→ Required task
Scan the material and copy every line in which "name" appears.

→ Data provided
--- BEGIN ---
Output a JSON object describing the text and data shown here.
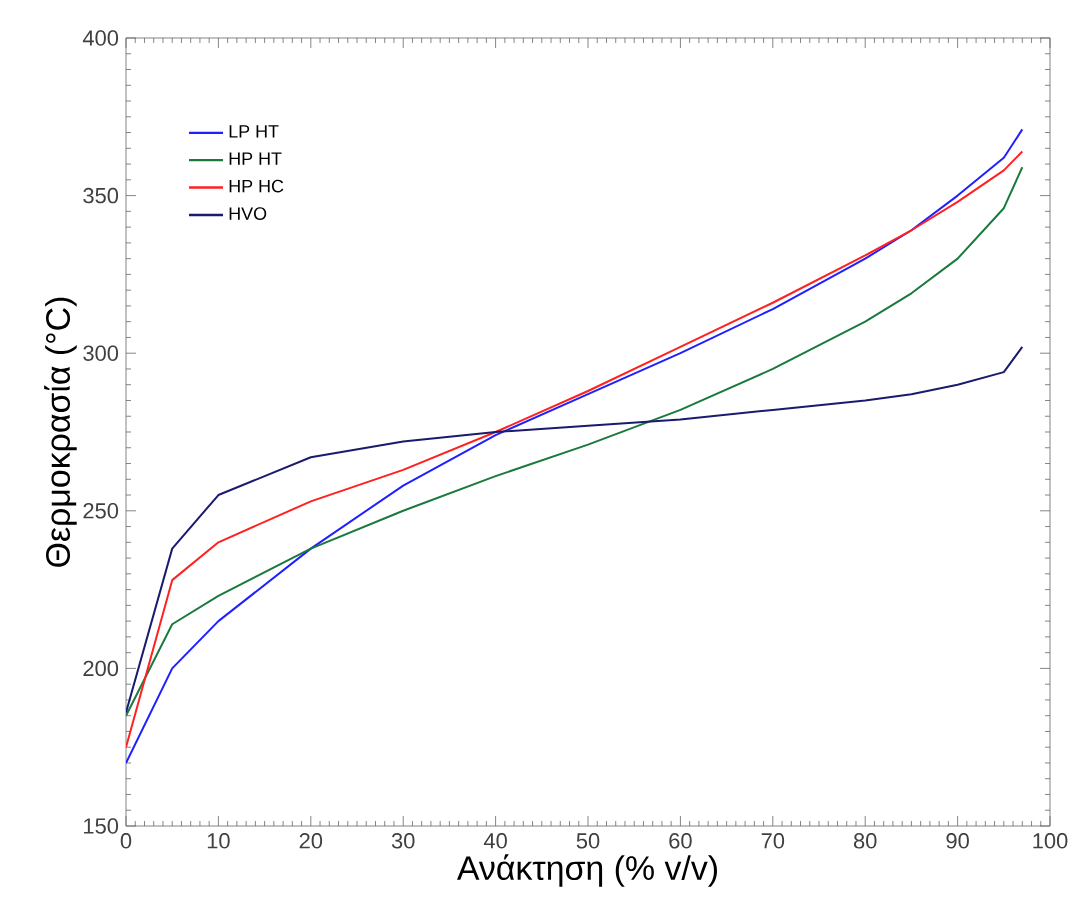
{
  "chart_data": {
    "type": "line",
    "xlabel": "Ανάκτηση (% v/v)",
    "ylabel": "Θερμοκρασία (°C)",
    "xlim": [
      0,
      100
    ],
    "ylim": [
      150,
      400
    ],
    "xticks": [
      0,
      10,
      20,
      30,
      40,
      50,
      60,
      70,
      80,
      90,
      100
    ],
    "yticks": [
      150,
      200,
      250,
      300,
      350,
      400
    ],
    "legend": "top left",
    "grid": false,
    "marker": "none",
    "line_style": "solid",
    "x": [
      0,
      5,
      10,
      20,
      30,
      40,
      50,
      60,
      70,
      80,
      85,
      90,
      95,
      97
    ],
    "series": [
      {
        "name": "LP HT",
        "color": "#1f1fff",
        "values": [
          170,
          200,
          215,
          238,
          258,
          274,
          287,
          300,
          314,
          330,
          339,
          350,
          362,
          371
        ]
      },
      {
        "name": "HP HT",
        "color": "#1a7a3e",
        "values": [
          185,
          214,
          223,
          238,
          250,
          261,
          271,
          282,
          295,
          310,
          319,
          330,
          346,
          359
        ]
      },
      {
        "name": "HP HC",
        "color": "#ff2020",
        "values": [
          175,
          228,
          240,
          253,
          263,
          275,
          288,
          302,
          316,
          331,
          339,
          348,
          358,
          364
        ]
      },
      {
        "name": "HVO",
        "color": "#1a1a6e",
        "values": [
          186,
          238,
          255,
          267,
          272,
          275,
          277,
          279,
          282,
          285,
          287,
          290,
          294,
          302
        ]
      }
    ]
  }
}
--- END ---
→ Solution
        "name": "LP HT",
        "name": "HP HT",
        "name": "HP HC",
        "name": "HVO",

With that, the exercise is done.